#### Exercise directions
Look through the material and tally each line bearing the word "صالح". Give only the total.

+++

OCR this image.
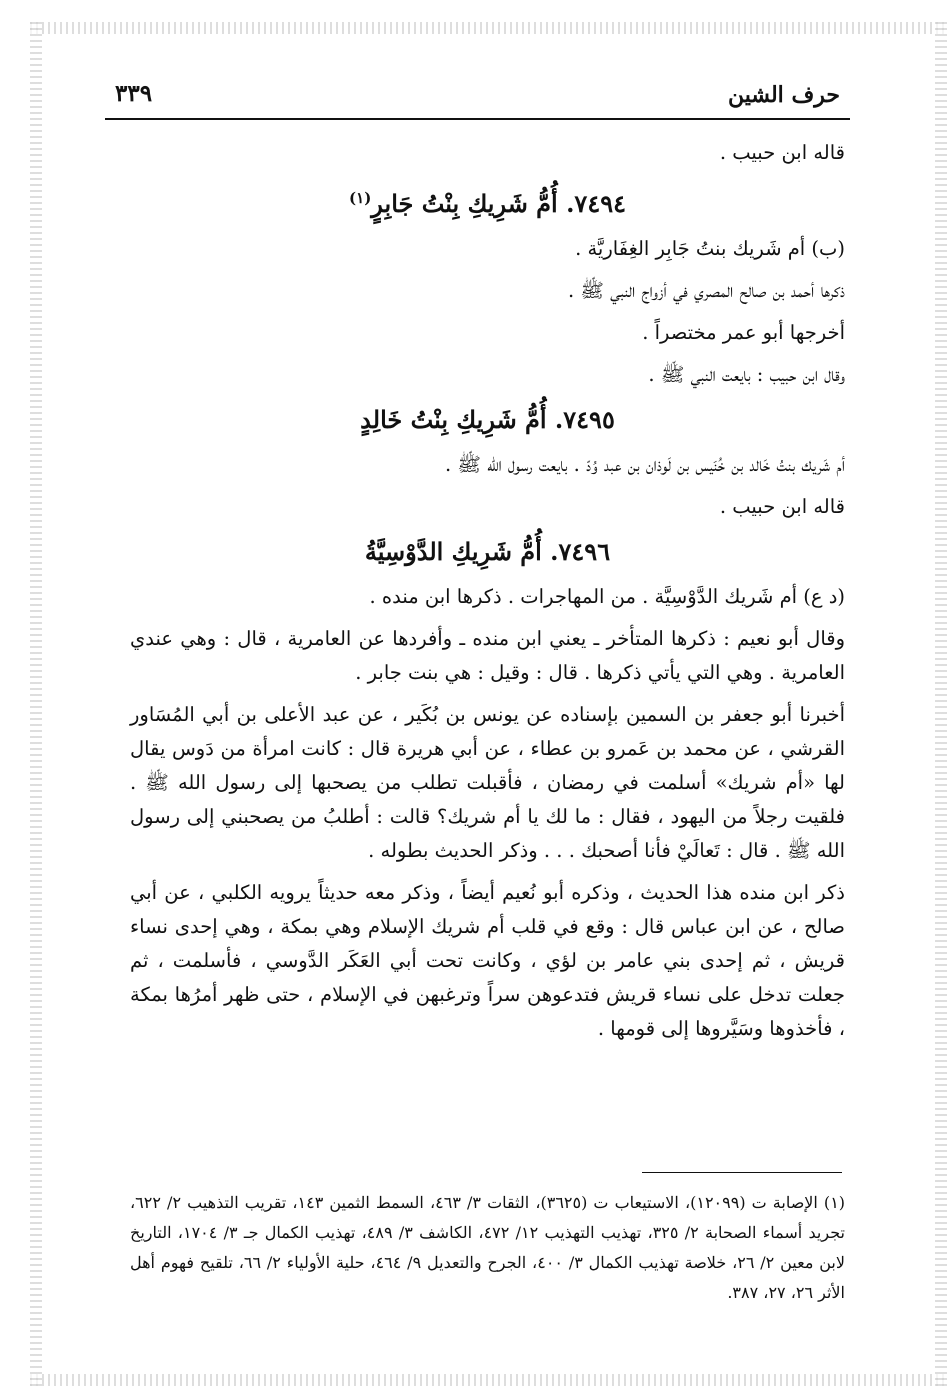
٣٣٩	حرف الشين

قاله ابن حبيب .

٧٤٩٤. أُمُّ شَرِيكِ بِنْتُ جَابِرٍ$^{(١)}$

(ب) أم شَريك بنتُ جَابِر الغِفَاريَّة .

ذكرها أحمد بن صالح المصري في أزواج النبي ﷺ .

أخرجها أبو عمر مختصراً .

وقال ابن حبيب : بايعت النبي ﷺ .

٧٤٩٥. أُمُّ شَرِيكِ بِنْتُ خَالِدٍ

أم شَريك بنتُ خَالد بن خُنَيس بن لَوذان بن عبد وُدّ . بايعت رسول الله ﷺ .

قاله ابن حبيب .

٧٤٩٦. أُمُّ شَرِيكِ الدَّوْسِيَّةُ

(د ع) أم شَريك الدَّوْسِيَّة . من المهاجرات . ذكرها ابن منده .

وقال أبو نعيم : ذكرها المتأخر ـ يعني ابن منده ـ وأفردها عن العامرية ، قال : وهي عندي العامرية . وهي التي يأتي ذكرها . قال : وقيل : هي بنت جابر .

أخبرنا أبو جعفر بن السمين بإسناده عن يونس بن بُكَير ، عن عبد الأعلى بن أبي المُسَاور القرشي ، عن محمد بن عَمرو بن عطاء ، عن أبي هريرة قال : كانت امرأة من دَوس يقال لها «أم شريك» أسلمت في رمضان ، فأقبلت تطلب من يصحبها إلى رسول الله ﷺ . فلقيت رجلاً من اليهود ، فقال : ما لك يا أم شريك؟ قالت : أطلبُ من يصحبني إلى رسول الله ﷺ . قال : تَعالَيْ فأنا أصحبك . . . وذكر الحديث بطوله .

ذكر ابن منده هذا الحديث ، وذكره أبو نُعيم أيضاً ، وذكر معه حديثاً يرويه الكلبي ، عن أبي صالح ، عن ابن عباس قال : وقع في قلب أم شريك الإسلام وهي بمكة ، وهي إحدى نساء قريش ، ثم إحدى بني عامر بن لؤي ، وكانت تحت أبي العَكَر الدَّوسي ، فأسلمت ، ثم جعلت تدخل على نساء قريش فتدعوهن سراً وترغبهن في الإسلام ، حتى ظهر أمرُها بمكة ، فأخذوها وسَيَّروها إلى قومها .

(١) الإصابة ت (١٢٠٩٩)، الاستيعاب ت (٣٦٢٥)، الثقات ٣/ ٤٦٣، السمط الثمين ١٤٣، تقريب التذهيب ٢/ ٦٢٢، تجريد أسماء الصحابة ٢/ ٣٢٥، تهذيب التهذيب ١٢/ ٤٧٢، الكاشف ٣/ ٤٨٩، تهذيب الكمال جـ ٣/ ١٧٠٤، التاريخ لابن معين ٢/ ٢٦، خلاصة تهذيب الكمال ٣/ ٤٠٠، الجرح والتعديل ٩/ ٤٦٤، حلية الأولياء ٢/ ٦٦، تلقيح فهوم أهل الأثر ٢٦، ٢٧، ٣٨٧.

+++

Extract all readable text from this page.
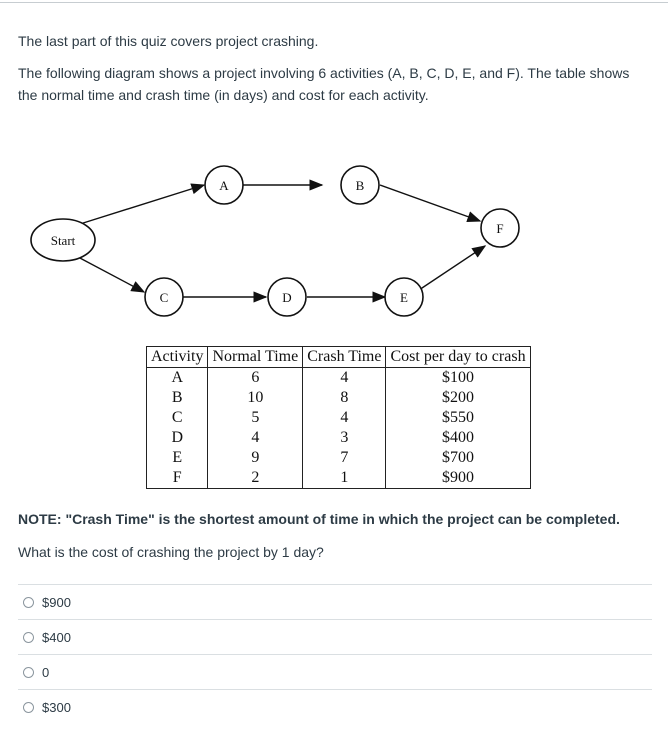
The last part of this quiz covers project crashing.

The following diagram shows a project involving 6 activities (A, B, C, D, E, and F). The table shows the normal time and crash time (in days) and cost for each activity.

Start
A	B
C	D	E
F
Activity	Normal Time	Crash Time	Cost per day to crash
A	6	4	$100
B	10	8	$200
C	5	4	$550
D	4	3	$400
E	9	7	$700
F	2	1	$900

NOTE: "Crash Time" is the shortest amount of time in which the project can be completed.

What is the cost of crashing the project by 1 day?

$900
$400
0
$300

+++

#### Output for this task
2